* **Data supplied**

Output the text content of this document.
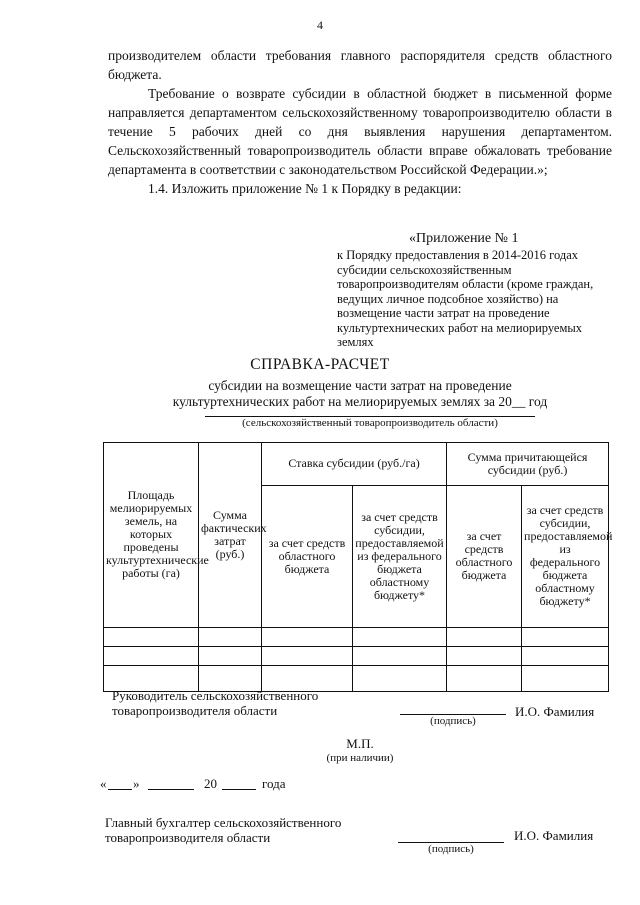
4

производителем области требования главного распорядителя средств областного бюджета.

Требование о возврате субсидии в областной бюджет в письменной форме направляется департаментом сельскохозяйственному товаропроизводителю области в течение 5 рабочих дней со дня выявления нарушения департаментом. Сельскохозяйственный товаропроизводитель области вправе обжаловать требование департамента в соответствии с законодательством Российской Федерации.»;

1.4. Изложить приложение № 1 к Порядку в редакции:

«Приложение № 1
к Порядку предоставления в 2014-2016 годах субсидии сельскохозяйственным товаропроизводителям области (кроме граждан, ведущих личное подсобное хозяйство) на возмещение части затрат на проведение культуртехнических работ на мелиорируемых землях
СПРАВКА-РАСЧЕТ
субсидии на возмещение части затрат на проведение
культуртехнических работ на мелиорируемых землях за 20__ год
(сельскохозяйственный товаропроизводитель области)
Площадь мелиорируемых земель, на которых проведены культуртехнические работы (га)	Сумма фактических затрат (руб.)	Ставка субсидии (руб./га)		Сумма причитающейся субсидии (руб.)	
		за счет средств областного бюджета	за счет средств субсидии, предоставляемой из федерального бюджета областному бюджету*	за счет средств областного бюджета	за счет средств субсидии, предоставляемой из федерального бюджета областному бюджету*

Руководитель сельскохозяйственного
товаропроизводителя области	И.О. Фамилия
(подпись)
М.П.
(при наличии)
« »	20	года
Главный бухгалтер сельскохозяйственного
товаропроизводителя области	И.О. Фамилия
(подпись)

* **Instructions for the task**
From the entries above, list each line with "землях" in it.

* **Solution for this exercise**
к Порядку предоставления в 2014-2016 годах субсидии сельскохозяйственным товаропроизводителям области (кроме граждан, ведущих личное подсобное хозяйство) на возмещение части затрат на проведение культуртехнических работ на мелиорируемых землях
культуртехнических работ на мелиорируемых землях за 20__ год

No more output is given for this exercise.